[What you will do] Quote the data word for word, from the first line through the line that holds "115, 639, 162]", including both.

[Data records]
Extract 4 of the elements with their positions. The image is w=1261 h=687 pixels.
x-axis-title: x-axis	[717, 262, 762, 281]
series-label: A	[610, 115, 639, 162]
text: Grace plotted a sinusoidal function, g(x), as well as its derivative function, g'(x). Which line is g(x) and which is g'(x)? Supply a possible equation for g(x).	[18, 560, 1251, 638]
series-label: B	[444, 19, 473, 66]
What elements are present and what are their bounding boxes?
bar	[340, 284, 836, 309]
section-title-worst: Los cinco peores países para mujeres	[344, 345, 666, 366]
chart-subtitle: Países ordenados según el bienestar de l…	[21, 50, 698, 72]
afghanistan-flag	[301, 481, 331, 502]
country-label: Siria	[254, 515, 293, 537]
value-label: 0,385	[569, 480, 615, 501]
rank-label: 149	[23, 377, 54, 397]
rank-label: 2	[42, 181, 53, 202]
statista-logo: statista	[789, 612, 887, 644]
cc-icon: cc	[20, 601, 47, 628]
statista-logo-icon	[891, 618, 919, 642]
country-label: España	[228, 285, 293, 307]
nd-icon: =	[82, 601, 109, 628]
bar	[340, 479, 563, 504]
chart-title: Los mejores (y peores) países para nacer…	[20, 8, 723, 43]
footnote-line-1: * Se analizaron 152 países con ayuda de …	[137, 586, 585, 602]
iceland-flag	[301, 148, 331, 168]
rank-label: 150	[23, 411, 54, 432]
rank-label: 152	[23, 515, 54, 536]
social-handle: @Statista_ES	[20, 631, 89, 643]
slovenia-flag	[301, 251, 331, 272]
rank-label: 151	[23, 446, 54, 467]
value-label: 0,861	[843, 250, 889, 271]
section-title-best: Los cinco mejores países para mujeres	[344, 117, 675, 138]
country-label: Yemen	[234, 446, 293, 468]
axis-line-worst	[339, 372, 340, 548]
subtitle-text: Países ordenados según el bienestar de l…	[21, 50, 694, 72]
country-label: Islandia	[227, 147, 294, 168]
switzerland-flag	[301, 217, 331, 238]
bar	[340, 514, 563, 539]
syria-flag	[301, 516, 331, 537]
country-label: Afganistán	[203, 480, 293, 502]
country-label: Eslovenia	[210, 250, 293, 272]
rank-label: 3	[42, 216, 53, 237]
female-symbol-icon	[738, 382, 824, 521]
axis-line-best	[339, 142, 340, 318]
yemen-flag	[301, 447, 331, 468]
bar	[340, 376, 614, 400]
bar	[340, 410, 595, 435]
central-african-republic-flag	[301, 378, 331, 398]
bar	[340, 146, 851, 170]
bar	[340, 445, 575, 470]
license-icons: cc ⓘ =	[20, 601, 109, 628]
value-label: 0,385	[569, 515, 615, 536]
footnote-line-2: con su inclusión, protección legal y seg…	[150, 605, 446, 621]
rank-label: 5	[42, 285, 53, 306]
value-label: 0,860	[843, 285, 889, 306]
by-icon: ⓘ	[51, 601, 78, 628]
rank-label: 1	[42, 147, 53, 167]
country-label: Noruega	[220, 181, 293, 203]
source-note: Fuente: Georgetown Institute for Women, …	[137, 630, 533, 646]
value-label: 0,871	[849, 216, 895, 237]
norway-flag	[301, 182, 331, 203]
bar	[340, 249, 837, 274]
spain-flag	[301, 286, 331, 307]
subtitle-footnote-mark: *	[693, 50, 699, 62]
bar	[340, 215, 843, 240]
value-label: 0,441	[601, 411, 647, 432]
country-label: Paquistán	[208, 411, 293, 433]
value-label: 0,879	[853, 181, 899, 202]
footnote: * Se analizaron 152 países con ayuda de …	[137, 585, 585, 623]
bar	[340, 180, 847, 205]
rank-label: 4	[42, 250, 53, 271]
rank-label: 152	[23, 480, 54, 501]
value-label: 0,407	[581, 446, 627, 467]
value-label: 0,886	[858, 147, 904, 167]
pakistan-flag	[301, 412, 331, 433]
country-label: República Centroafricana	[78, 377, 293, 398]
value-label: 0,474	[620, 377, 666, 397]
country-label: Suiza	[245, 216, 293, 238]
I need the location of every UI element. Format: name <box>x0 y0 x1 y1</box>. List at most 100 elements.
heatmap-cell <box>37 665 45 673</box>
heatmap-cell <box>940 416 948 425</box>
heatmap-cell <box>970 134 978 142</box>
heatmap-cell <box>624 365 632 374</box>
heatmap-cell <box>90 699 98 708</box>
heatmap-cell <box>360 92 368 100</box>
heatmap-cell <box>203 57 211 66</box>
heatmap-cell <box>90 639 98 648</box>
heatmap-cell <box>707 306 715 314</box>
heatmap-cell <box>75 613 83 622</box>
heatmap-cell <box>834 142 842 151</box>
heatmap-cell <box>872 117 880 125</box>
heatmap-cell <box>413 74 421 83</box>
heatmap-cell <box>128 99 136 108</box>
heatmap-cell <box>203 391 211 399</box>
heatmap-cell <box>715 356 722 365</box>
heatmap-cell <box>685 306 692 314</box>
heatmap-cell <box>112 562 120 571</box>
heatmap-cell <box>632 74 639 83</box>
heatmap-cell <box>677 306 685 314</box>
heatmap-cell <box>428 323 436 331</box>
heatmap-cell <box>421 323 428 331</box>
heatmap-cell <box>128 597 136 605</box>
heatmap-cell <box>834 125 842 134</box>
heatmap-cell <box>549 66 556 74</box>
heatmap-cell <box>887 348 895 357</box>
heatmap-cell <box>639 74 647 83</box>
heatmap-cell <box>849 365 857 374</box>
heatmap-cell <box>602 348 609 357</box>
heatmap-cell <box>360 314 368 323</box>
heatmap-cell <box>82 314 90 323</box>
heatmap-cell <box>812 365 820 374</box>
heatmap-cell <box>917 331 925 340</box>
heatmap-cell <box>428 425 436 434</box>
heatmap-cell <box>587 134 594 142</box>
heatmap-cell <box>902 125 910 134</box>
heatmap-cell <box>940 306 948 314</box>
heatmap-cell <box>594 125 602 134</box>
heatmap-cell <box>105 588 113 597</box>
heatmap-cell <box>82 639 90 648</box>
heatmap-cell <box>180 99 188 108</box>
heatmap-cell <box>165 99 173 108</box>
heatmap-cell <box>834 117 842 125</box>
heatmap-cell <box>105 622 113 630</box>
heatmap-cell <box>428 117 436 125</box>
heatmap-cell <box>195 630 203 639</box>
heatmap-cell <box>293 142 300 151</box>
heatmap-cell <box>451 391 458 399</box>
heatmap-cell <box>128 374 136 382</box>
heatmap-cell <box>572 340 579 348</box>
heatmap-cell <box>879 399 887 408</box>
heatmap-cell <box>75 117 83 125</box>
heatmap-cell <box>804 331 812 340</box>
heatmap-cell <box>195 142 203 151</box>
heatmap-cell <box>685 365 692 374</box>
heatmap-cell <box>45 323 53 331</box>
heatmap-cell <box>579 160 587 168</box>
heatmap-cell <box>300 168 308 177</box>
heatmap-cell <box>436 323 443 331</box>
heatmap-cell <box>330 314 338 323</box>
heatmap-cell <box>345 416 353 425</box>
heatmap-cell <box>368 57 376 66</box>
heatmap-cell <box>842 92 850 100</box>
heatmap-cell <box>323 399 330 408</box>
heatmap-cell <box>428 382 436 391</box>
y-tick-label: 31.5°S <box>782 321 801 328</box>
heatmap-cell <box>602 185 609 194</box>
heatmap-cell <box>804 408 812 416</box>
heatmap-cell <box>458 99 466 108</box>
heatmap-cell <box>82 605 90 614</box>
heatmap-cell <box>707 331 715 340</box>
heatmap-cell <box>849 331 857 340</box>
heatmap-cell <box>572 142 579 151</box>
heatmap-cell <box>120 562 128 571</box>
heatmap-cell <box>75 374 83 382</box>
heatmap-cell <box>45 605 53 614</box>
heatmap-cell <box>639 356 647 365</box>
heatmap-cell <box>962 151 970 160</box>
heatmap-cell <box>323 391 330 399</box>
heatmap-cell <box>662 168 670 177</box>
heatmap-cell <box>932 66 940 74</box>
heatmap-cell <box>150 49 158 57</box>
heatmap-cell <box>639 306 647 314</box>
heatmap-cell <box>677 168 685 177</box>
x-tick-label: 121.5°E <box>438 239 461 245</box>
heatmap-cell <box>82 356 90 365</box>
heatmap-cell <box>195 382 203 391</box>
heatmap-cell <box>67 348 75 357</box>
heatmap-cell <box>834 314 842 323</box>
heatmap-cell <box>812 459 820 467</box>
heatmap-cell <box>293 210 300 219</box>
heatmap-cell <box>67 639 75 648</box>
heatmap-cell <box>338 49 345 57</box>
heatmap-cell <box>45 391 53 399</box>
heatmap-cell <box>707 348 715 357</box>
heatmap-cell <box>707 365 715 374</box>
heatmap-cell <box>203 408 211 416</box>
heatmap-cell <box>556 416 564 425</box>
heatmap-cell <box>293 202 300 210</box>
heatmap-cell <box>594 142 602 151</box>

[Answer to this exercise]
Extract 4 of the elements with their positions. The image is w=1261 h=687 pixels.
x-axis-title: x-axis	[717, 262, 762, 281]
series-label: A	[610, 115, 639, 162]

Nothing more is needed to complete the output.